* AIM OF THE EXERCISE *
Tally every line featuring "Group", then give that tally alone.

* GIVEN INFORMATION *

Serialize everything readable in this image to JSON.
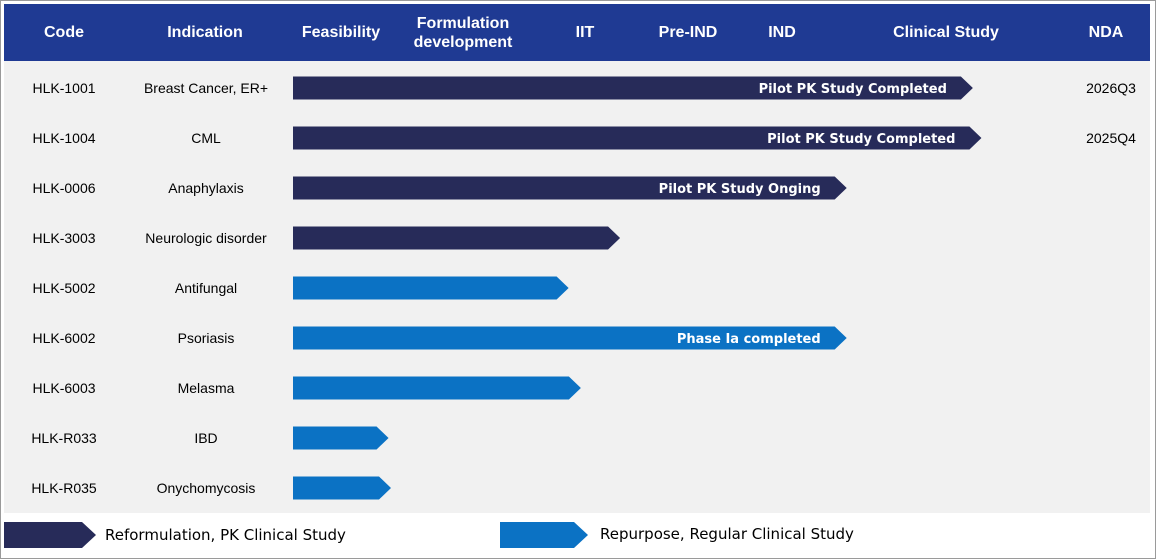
{
  "columns": [
    {
      "label": "Code"
    },
    {
      "label": "Indication"
    },
    {
      "label": "Feasibility"
    },
    {
      "label": "Formulation\ndevelopment"
    },
    {
      "label": "IIT"
    },
    {
      "label": "Pre-IND"
    },
    {
      "label": "IND"
    },
    {
      "label": "Clinical Study"
    },
    {
      "label": "NDA"
    }
  ],
  "rows": [
    {
      "code": "HLK-1001",
      "indication": "Breast Cancer, ER+",
      "nda": "2026Q3"
    },
    {
      "code": "HLK-1004",
      "indication": "CML",
      "nda": "2025Q4"
    },
    {
      "code": "HLK-0006",
      "indication": "Anaphylaxis",
      "nda": ""
    },
    {
      "code": "HLK-3003",
      "indication": "Neurologic disorder",
      "nda": ""
    },
    {
      "code": "HLK-5002",
      "indication": "Antifungal",
      "nda": ""
    },
    {
      "code": "HLK-6002",
      "indication": "Psoriasis",
      "nda": ""
    },
    {
      "code": "HLK-6003",
      "indication": "Melasma",
      "nda": ""
    },
    {
      "code": "HLK-R033",
      "indication": "IBD",
      "nda": ""
    },
    {
      "code": "HLK-R035",
      "indication": "Onychomycosis",
      "nda": ""
    }
  ],
  "legend": [
    {
      "label": "Reformulation, PK Clinical Study",
      "color": "#272b59"
    },
    {
      "label": "Repurpose, Regular Clinical Study",
      "color": "#0b72c4"
    }
  ],
  "chart_data": {
    "type": "bar",
    "orientation": "horizontal",
    "title": "",
    "stage_axis": [
      "Feasibility",
      "Formulation development",
      "IIT",
      "Pre-IND",
      "IND",
      "Clinical Study",
      "NDA"
    ],
    "series": [
      {
        "name": "Reformulation, PK Clinical Study",
        "color": "#272b59",
        "items": [
          {
            "code": "HLK-1001",
            "progress": 5.55,
            "label": "Pilot PK Study Completed"
          },
          {
            "code": "HLK-1004",
            "progress": 5.62,
            "label": "Pilot PK Study Completed"
          },
          {
            "code": "HLK-0006",
            "progress": 4.52,
            "label": "Pilot PK Study Onging"
          },
          {
            "code": "HLK-3003",
            "progress": 2.67,
            "label": ""
          }
        ]
      },
      {
        "name": "Repurpose, Regular Clinical Study",
        "color": "#0b72c4",
        "items": [
          {
            "code": "HLK-5002",
            "progress": 2.25,
            "label": ""
          },
          {
            "code": "HLK-6002",
            "progress": 4.52,
            "label": "Phase Ia completed"
          },
          {
            "code": "HLK-6003",
            "progress": 2.35,
            "label": ""
          },
          {
            "code": "HLK-R033",
            "progress": 0.78,
            "label": ""
          },
          {
            "code": "HLK-R035",
            "progress": 0.8,
            "label": ""
          }
        ]
      }
    ]
  }
}
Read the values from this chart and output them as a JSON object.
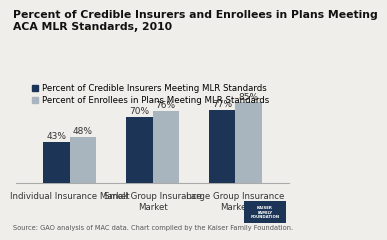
{
  "title": "Percent of Credible Insurers and Enrollees in Plans Meeting\nACA MLR Standards, 2010",
  "categories": [
    "Individual Insurance Market",
    "Small Group Insurance\nMarket",
    "Large Group Insurance\nMarket"
  ],
  "series1_label": "Percent of Credible Insurers Meeting MLR Standards",
  "series2_label": "Percent of Enrollees in Plans Meeting MLR Standards",
  "series1_values": [
    43,
    70,
    77
  ],
  "series2_values": [
    48,
    76,
    85
  ],
  "color1": "#1c3557",
  "color2": "#a8b4be",
  "ylim": [
    0,
    100
  ],
  "source_text": "Source: GAO analysis of MAC data. Chart compiled by the Kaiser Family Foundation.",
  "bar_width": 0.32,
  "title_fontsize": 7.8,
  "legend_fontsize": 6.2,
  "tick_fontsize": 6.2,
  "source_fontsize": 4.8,
  "label_fontsize": 6.5,
  "background_color": "#f0eeeb"
}
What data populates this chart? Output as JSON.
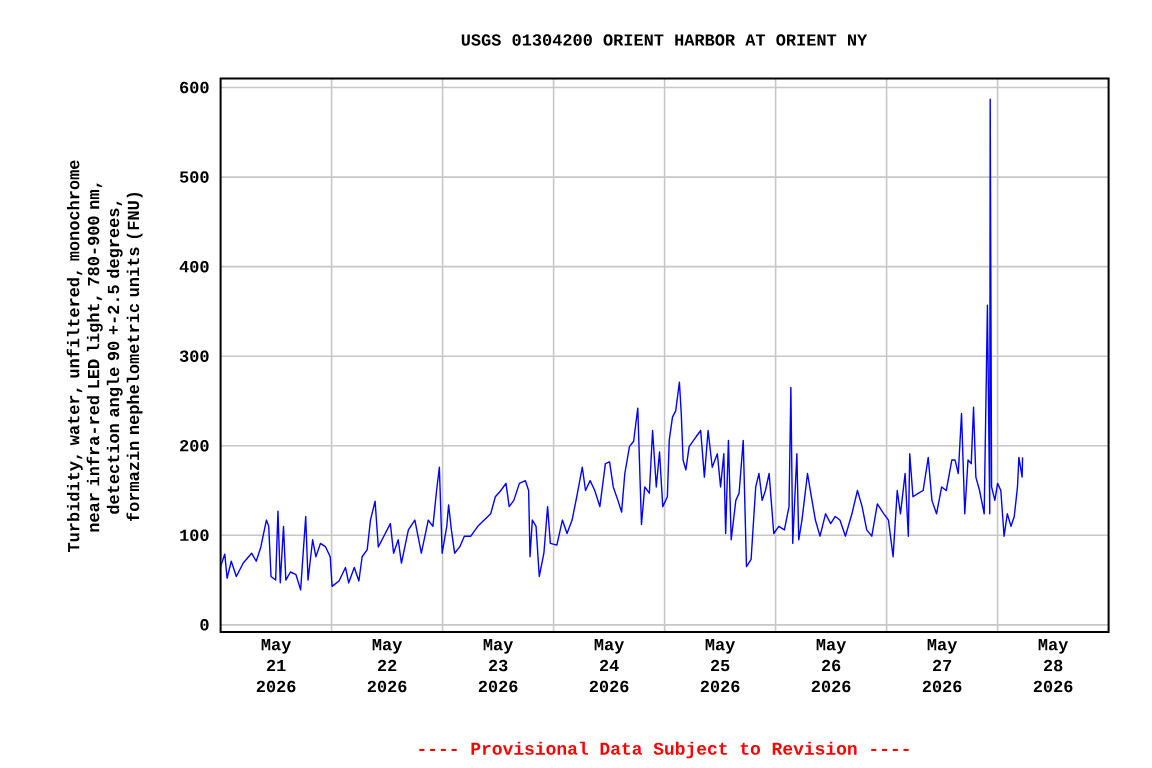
{
  "chart_data": {
    "type": "line",
    "title": "USGS 01304200 ORIENT HARBOR AT ORIENT NY",
    "ylabel": "Turbidity, water, unfiltered, monochrome near infra-red LED light, 780-900 nm, detection angle 90 +-2.5 degrees, formazin nephelometric units (FNU)",
    "annotations": [
      "---- Provisional Data Subject to Revision ----"
    ],
    "color": "#0000ff",
    "grid": true,
    "xlim": [
      "2026-05-21",
      "2026-05-29"
    ],
    "xticks": [
      {
        "value": "2026-05-21T12:00",
        "label": "May 21 2026"
      },
      {
        "value": "2026-05-22T12:00",
        "label": "May 22 2026"
      },
      {
        "value": "2026-05-23T12:00",
        "label": "May 23 2026"
      },
      {
        "value": "2026-05-24T12:00",
        "label": "May 24 2026"
      },
      {
        "value": "2026-05-25T12:00",
        "label": "May 25 2026"
      },
      {
        "value": "2026-05-26T12:00",
        "label": "May 26 2026"
      },
      {
        "value": "2026-05-27T12:00",
        "label": "May 27 2026"
      },
      {
        "value": "2026-05-28T12:00",
        "label": "May 28 2026"
      },
      {
        "value": "2026-05-22",
        "label": null
      },
      {
        "value": "2026-05-23",
        "label": null
      },
      {
        "value": "2026-05-24",
        "label": null
      },
      {
        "value": "2026-05-25",
        "label": null
      },
      {
        "value": "2026-05-26",
        "label": null
      },
      {
        "value": "2026-05-27",
        "label": null
      },
      {
        "value": "2026-05-28",
        "label": null
      }
    ],
    "ylim": [
      -8,
      610
    ],
    "yticks": [
      0,
      100,
      200,
      300,
      400,
      500,
      600
    ],
    "x": [
      "2026-05-21T00:00",
      "2026-05-21T00:54",
      "2026-05-21T01:24",
      "2026-05-21T02:18",
      "2026-05-21T03:24",
      "2026-05-21T04:54",
      "2026-05-21T06:42",
      "2026-05-21T07:42",
      "2026-05-21T08:42",
      "2026-05-21T09:54",
      "2026-05-21T10:24",
      "2026-05-21T10:54",
      "2026-05-21T11:54",
      "2026-05-21T12:24",
      "2026-05-21T12:54",
      "2026-05-21T13:36",
      "2026-05-21T14:06",
      "2026-05-21T15:06",
      "2026-05-21T16:18",
      "2026-05-21T17:18",
      "2026-05-21T18:24",
      "2026-05-21T18:54",
      "2026-05-21T19:54",
      "2026-05-21T20:36",
      "2026-05-21T21:36",
      "2026-05-21T22:42",
      "2026-05-21T23:42",
      "2026-05-22T00:06",
      "2026-05-22T01:36",
      "2026-05-22T03:00",
      "2026-05-22T03:42",
      "2026-05-22T04:54",
      "2026-05-22T05:54",
      "2026-05-22T06:36",
      "2026-05-22T07:42",
      "2026-05-22T08:24",
      "2026-05-22T09:24",
      "2026-05-22T10:06",
      "2026-05-22T11:36",
      "2026-05-22T12:42",
      "2026-05-22T13:24",
      "2026-05-22T14:24",
      "2026-05-22T15:06",
      "2026-05-22T16:36",
      "2026-05-22T18:00",
      "2026-05-22T19:24",
      "2026-05-22T20:54",
      "2026-05-22T21:54",
      "2026-05-22T22:42",
      "2026-05-22T23:18",
      "2026-05-22T23:54",
      "2026-05-23T00:54",
      "2026-05-23T01:18",
      "2026-05-23T01:54",
      "2026-05-23T02:36",
      "2026-05-23T03:42",
      "2026-05-23T04:42",
      "2026-05-23T06:06",
      "2026-05-23T07:36",
      "2026-05-23T09:00",
      "2026-05-23T10:24",
      "2026-05-23T11:24",
      "2026-05-23T12:36",
      "2026-05-23T13:42",
      "2026-05-23T14:24",
      "2026-05-23T15:24",
      "2026-05-23T16:36",
      "2026-05-23T17:54",
      "2026-05-23T18:36",
      "2026-05-23T18:54",
      "2026-05-23T19:24",
      "2026-05-23T20:12",
      "2026-05-23T20:54",
      "2026-05-23T21:54",
      "2026-05-23T22:42",
      "2026-05-23T23:18",
      "2026-05-24T00:42",
      "2026-05-24T01:54",
      "2026-05-24T02:54",
      "2026-05-24T04:00",
      "2026-05-24T05:00",
      "2026-05-24T06:12",
      "2026-05-24T06:54",
      "2026-05-24T07:54",
      "2026-05-24T08:54",
      "2026-05-24T10:00",
      "2026-05-24T11:12",
      "2026-05-24T12:06",
      "2026-05-24T12:54",
      "2026-05-24T13:54",
      "2026-05-24T14:42",
      "2026-05-24T15:24",
      "2026-05-24T16:24",
      "2026-05-24T17:18",
      "2026-05-24T18:12",
      "2026-05-24T19:00",
      "2026-05-24T19:42",
      "2026-05-24T20:42",
      "2026-05-24T21:24",
      "2026-05-24T22:12",
      "2026-05-24T22:54",
      "2026-05-24T23:36",
      "2026-05-25T00:36",
      "2026-05-25T01:00",
      "2026-05-25T01:42",
      "2026-05-25T02:24",
      "2026-05-25T03:12",
      "2026-05-25T03:36",
      "2026-05-25T04:00",
      "2026-05-25T04:36",
      "2026-05-25T05:18",
      "2026-05-25T06:48",
      "2026-05-25T07:48",
      "2026-05-25T08:36",
      "2026-05-25T09:24",
      "2026-05-25T10:18",
      "2026-05-25T11:24",
      "2026-05-25T12:06",
      "2026-05-25T12:48",
      "2026-05-25T13:12",
      "2026-05-25T13:48",
      "2026-05-25T14:24",
      "2026-05-25T15:24",
      "2026-05-25T16:06",
      "2026-05-25T17:00",
      "2026-05-25T17:42",
      "2026-05-25T18:42",
      "2026-05-25T19:42",
      "2026-05-25T20:24",
      "2026-05-25T21:06",
      "2026-05-25T21:48",
      "2026-05-25T22:36",
      "2026-05-25T23:36",
      "2026-05-26T00:42",
      "2026-05-26T01:54",
      "2026-05-26T02:54",
      "2026-05-26T03:18",
      "2026-05-26T03:42",
      "2026-05-26T04:36",
      "2026-05-26T05:00",
      "2026-05-26T05:42",
      "2026-05-26T06:54",
      "2026-05-26T07:36",
      "2026-05-26T08:36",
      "2026-05-26T09:36",
      "2026-05-26T10:48",
      "2026-05-26T11:54",
      "2026-05-26T12:54",
      "2026-05-26T13:54",
      "2026-05-26T15:06",
      "2026-05-26T16:30",
      "2026-05-26T17:42",
      "2026-05-26T18:42",
      "2026-05-26T19:42",
      "2026-05-26T20:48",
      "2026-05-26T22:00",
      "2026-05-26T23:24",
      "2026-05-27T00:24",
      "2026-05-27T01:24",
      "2026-05-27T02:18",
      "2026-05-27T03:00",
      "2026-05-27T04:00",
      "2026-05-27T04:42",
      "2026-05-27T05:00",
      "2026-05-27T05:42",
      "2026-05-27T06:54",
      "2026-05-27T07:54",
      "2026-05-27T09:00",
      "2026-05-27T09:48",
      "2026-05-27T10:48",
      "2026-05-27T11:54",
      "2026-05-27T12:54",
      "2026-05-27T14:06",
      "2026-05-27T14:48",
      "2026-05-27T15:30",
      "2026-05-27T16:12",
      "2026-05-27T16:54",
      "2026-05-27T17:36",
      "2026-05-27T18:18",
      "2026-05-27T18:48",
      "2026-05-27T19:18",
      "2026-05-27T20:06",
      "2026-05-27T21:06",
      "2026-05-27T21:48",
      "2026-05-27T22:18",
      "2026-05-27T22:24",
      "2026-05-27T22:42",
      "2026-05-27T23:24",
      "2026-05-28T00:00",
      "2026-05-28T00:42",
      "2026-05-28T01:24",
      "2026-05-28T02:06",
      "2026-05-28T02:54",
      "2026-05-28T03:36",
      "2026-05-28T04:18",
      "2026-05-28T04:36",
      "2026-05-28T05:18",
      "2026-05-28T05:24"
    ],
    "values": [
      65,
      79,
      52,
      71,
      54,
      69,
      80,
      71,
      87,
      117,
      110,
      54,
      50,
      127,
      47,
      110,
      50,
      59,
      56,
      39,
      121,
      50,
      95,
      76,
      91,
      87,
      76,
      43,
      49,
      64,
      47,
      64,
      49,
      76,
      84,
      117,
      138,
      87,
      102,
      113,
      80,
      95,
      69,
      106,
      117,
      80,
      117,
      110,
      150,
      176,
      80,
      110,
      134,
      106,
      80,
      87,
      99,
      99,
      110,
      117,
      124,
      143,
      150,
      158,
      132,
      139,
      158,
      161,
      150,
      76,
      117,
      110,
      54,
      80,
      132,
      91,
      89,
      117,
      102,
      117,
      143,
      176,
      150,
      161,
      150,
      132,
      180,
      182,
      154,
      139,
      126,
      169,
      199,
      205,
      242,
      112,
      154,
      147,
      217,
      154,
      193,
      132,
      143,
      206,
      232,
      239,
      271,
      236,
      184,
      173,
      199,
      210,
      217,
      165,
      217,
      176,
      191,
      154,
      191,
      102,
      206,
      95,
      139,
      147,
      206,
      65,
      73,
      154,
      169,
      139,
      150,
      169,
      102,
      110,
      106,
      132,
      265,
      91,
      191,
      95,
      117,
      169,
      147,
      117,
      99,
      124,
      113,
      121,
      117,
      99,
      124,
      150,
      132,
      106,
      99,
      135,
      124,
      117,
      76,
      150,
      124,
      169,
      99,
      191,
      143,
      147,
      150,
      187,
      139,
      124,
      154,
      150,
      184,
      184,
      169,
      236,
      124,
      184,
      180,
      243,
      165,
      150,
      124,
      357,
      124,
      587,
      154,
      139,
      158,
      150,
      99,
      124,
      110,
      121,
      154,
      187,
      165,
      187
    ]
  }
}
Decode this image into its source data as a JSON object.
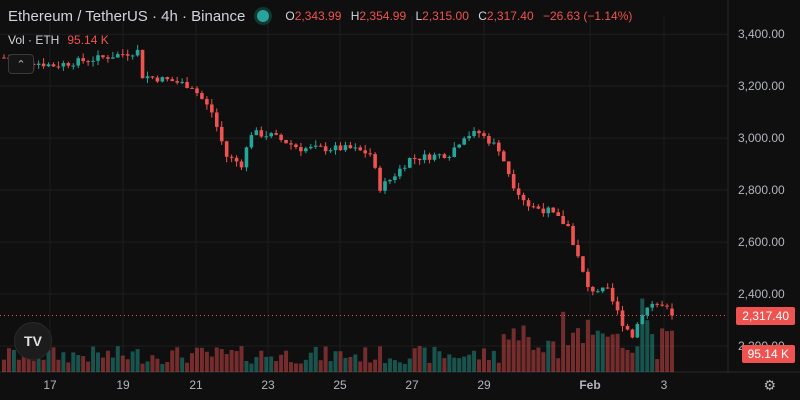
{
  "header": {
    "title": "Ethereum / TetherUS · 4h · Binance",
    "ohlc": {
      "o_label": "O",
      "o": "2,343.99",
      "h_label": "H",
      "h": "2,354.99",
      "l_label": "L",
      "l": "2,315.00",
      "c_label": "C",
      "c": "2,317.40",
      "change": "−26.63 (−1.14%)"
    }
  },
  "volume_row": {
    "label": "Vol · ETH",
    "value": "95.14 K"
  },
  "price_tag": "2,317.40",
  "volume_tag": "95.14 K",
  "logo_text": "TV",
  "icons": {
    "collapse": "chevron-up-icon",
    "settings": "gear-icon",
    "status": "status-dot-icon"
  },
  "colors": {
    "up": "#26a69a",
    "down": "#ef5350",
    "background": "#0f0f0f",
    "grid": "#1e1e1e",
    "axis_text": "#b2b5be"
  },
  "chart_data": {
    "type": "candlestick",
    "yticks": [
      "3,400.00",
      "3,200.00",
      "3,000.00",
      "2,800.00",
      "2,600.00",
      "2,400.00",
      "2,200.00"
    ],
    "ytick_values": [
      3400,
      3200,
      3000,
      2800,
      2600,
      2400,
      2200
    ],
    "xticks": [
      "17",
      "19",
      "21",
      "23",
      "25",
      "27",
      "29",
      "Feb",
      "3"
    ],
    "ylim": [
      2100,
      3470
    ],
    "last_price": 2317.4,
    "path": [
      [
        0,
        3310
      ],
      [
        10,
        3280
      ],
      [
        20,
        3310
      ],
      [
        27,
        3335
      ],
      [
        28,
        3240
      ],
      [
        34,
        3220
      ],
      [
        38,
        3200
      ],
      [
        42,
        3100
      ],
      [
        45,
        2930
      ],
      [
        48,
        2900
      ],
      [
        50,
        3020
      ],
      [
        54,
        3010
      ],
      [
        60,
        2960
      ],
      [
        70,
        2960
      ],
      [
        74,
        2940
      ],
      [
        76,
        2810
      ],
      [
        78,
        2840
      ],
      [
        82,
        2920
      ],
      [
        90,
        2940
      ],
      [
        93,
        3010
      ],
      [
        96,
        3020
      ],
      [
        100,
        2960
      ],
      [
        103,
        2820
      ],
      [
        106,
        2740
      ],
      [
        110,
        2720
      ],
      [
        114,
        2660
      ],
      [
        116,
        2540
      ],
      [
        118,
        2420
      ],
      [
        122,
        2410
      ],
      [
        125,
        2290
      ],
      [
        127,
        2240
      ],
      [
        129,
        2330
      ],
      [
        131,
        2365
      ],
      [
        134,
        2345
      ],
      [
        135,
        2317.4
      ]
    ]
  }
}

* SOLUTION FOR THIS TASK *
2